Extracts from a graphics dataset
** start **

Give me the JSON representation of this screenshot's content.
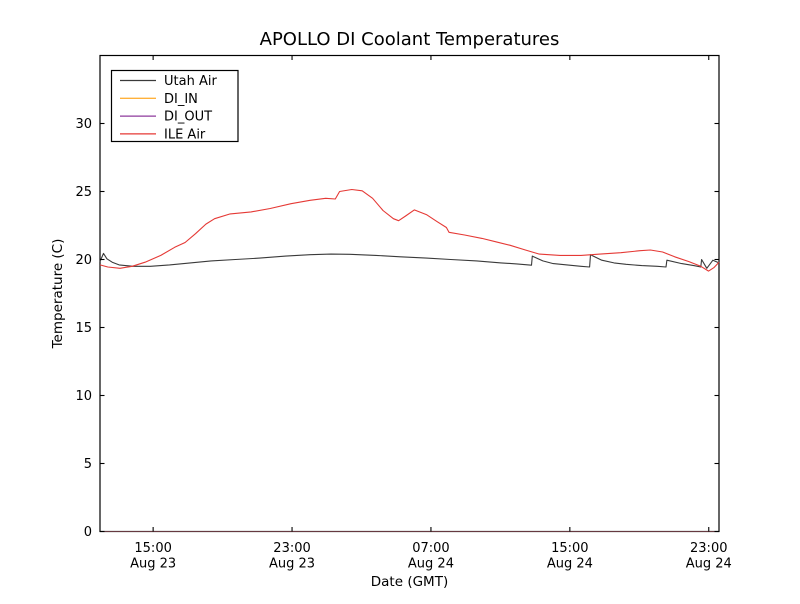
{
  "figure": {
    "background": "#ffffff"
  },
  "chart_data": {
    "type": "line",
    "title": "APOLLO DI Coolant Temperatures",
    "xlabel": "Date (GMT)",
    "ylabel": "Temperature (C)",
    "x_encoding": "hours from left axis edge (left edge ~ Aug 23 12:00 GMT)",
    "xlim": [
      0,
      35.65
    ],
    "ylim": [
      0,
      35
    ],
    "yticks": [
      0,
      5,
      10,
      15,
      20,
      25,
      30
    ],
    "xticks": [
      {
        "t": 3.06,
        "time": "15:00",
        "date": "Aug 23"
      },
      {
        "t": 11.06,
        "time": "23:00",
        "date": "Aug 23"
      },
      {
        "t": 19.06,
        "time": "07:00",
        "date": "Aug 24"
      },
      {
        "t": 27.06,
        "time": "15:00",
        "date": "Aug 24"
      },
      {
        "t": 35.06,
        "time": "23:00",
        "date": "Aug 24"
      }
    ],
    "grid": false,
    "legend_position": "upper left",
    "series": [
      {
        "name": "Utah Air",
        "color": "#3a3a3a",
        "points": [
          [
            0,
            19.85
          ],
          [
            0.2,
            20.45
          ],
          [
            0.4,
            20.05
          ],
          [
            0.7,
            19.8
          ],
          [
            1.1,
            19.6
          ],
          [
            1.9,
            19.5
          ],
          [
            2.9,
            19.5
          ],
          [
            4,
            19.6
          ],
          [
            5.2,
            19.75
          ],
          [
            6.4,
            19.9
          ],
          [
            7.8,
            20.0
          ],
          [
            9.2,
            20.1
          ],
          [
            10.7,
            20.25
          ],
          [
            12.1,
            20.35
          ],
          [
            13.3,
            20.4
          ],
          [
            14.4,
            20.38
          ],
          [
            15.9,
            20.3
          ],
          [
            17.3,
            20.2
          ],
          [
            18.8,
            20.1
          ],
          [
            20.2,
            20.0
          ],
          [
            21.7,
            19.9
          ],
          [
            23.1,
            19.75
          ],
          [
            24,
            19.68
          ],
          [
            24.85,
            19.58
          ],
          [
            24.9,
            20.25
          ],
          [
            25.5,
            19.9
          ],
          [
            26.1,
            19.7
          ],
          [
            26.9,
            19.6
          ],
          [
            27.7,
            19.5
          ],
          [
            28.2,
            19.45
          ],
          [
            28.25,
            20.35
          ],
          [
            28.9,
            19.95
          ],
          [
            29.6,
            19.75
          ],
          [
            30.3,
            19.65
          ],
          [
            31.2,
            19.55
          ],
          [
            32.1,
            19.5
          ],
          [
            32.6,
            19.45
          ],
          [
            32.65,
            19.95
          ],
          [
            33.5,
            19.7
          ],
          [
            34.2,
            19.55
          ],
          [
            34.6,
            19.45
          ],
          [
            34.65,
            20.0
          ],
          [
            34.95,
            19.35
          ],
          [
            35.3,
            19.95
          ],
          [
            35.65,
            19.75
          ]
        ]
      },
      {
        "name": "DI_IN",
        "color": "#ffb13b",
        "points": [
          [
            0,
            0
          ],
          [
            35.65,
            0
          ]
        ]
      },
      {
        "name": "DI_OUT",
        "color": "#8e3a9c",
        "opacity": 0.6,
        "points": [
          [
            0,
            0
          ],
          [
            35.65,
            0
          ]
        ]
      },
      {
        "name": "ILE Air",
        "color": "#e53935",
        "points": [
          [
            0,
            19.6
          ],
          [
            0.45,
            19.45
          ],
          [
            1.15,
            19.35
          ],
          [
            1.85,
            19.5
          ],
          [
            2.6,
            19.8
          ],
          [
            3.5,
            20.3
          ],
          [
            4.3,
            20.9
          ],
          [
            4.9,
            21.25
          ],
          [
            5.5,
            21.9
          ],
          [
            6.1,
            22.6
          ],
          [
            6.6,
            23.0
          ],
          [
            7.5,
            23.35
          ],
          [
            8.7,
            23.5
          ],
          [
            9.8,
            23.75
          ],
          [
            11,
            24.1
          ],
          [
            12.1,
            24.35
          ],
          [
            13,
            24.5
          ],
          [
            13.55,
            24.45
          ],
          [
            13.8,
            25.0
          ],
          [
            14.5,
            25.15
          ],
          [
            15.1,
            25.05
          ],
          [
            15.7,
            24.5
          ],
          [
            16.3,
            23.6
          ],
          [
            16.9,
            23.0
          ],
          [
            17.2,
            22.85
          ],
          [
            17.6,
            23.2
          ],
          [
            18.1,
            23.65
          ],
          [
            18.8,
            23.3
          ],
          [
            19.4,
            22.8
          ],
          [
            19.95,
            22.35
          ],
          [
            20.1,
            22.0
          ],
          [
            21,
            21.8
          ],
          [
            22,
            21.55
          ],
          [
            22.8,
            21.3
          ],
          [
            23.6,
            21.05
          ],
          [
            24.5,
            20.7
          ],
          [
            25.3,
            20.4
          ],
          [
            26.5,
            20.3
          ],
          [
            27.7,
            20.3
          ],
          [
            28.8,
            20.4
          ],
          [
            30,
            20.5
          ],
          [
            31.1,
            20.65
          ],
          [
            31.7,
            20.7
          ],
          [
            32.4,
            20.55
          ],
          [
            33.1,
            20.2
          ],
          [
            33.9,
            19.85
          ],
          [
            34.6,
            19.5
          ],
          [
            35.05,
            19.15
          ],
          [
            35.35,
            19.4
          ],
          [
            35.65,
            19.8
          ]
        ]
      }
    ]
  },
  "legend": {
    "entries": [
      "Utah Air",
      "DI_IN",
      "DI_OUT",
      "ILE Air"
    ]
  },
  "colors": {
    "axis": "#000000",
    "text": "#000000",
    "figure_bg": "#ffffff"
  }
}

** end **

◆ Problem requirements ◆
Tally how many lines of the material contain the word "left". The answer must be the number and nothing else.

◆ Answer to the task ◆
2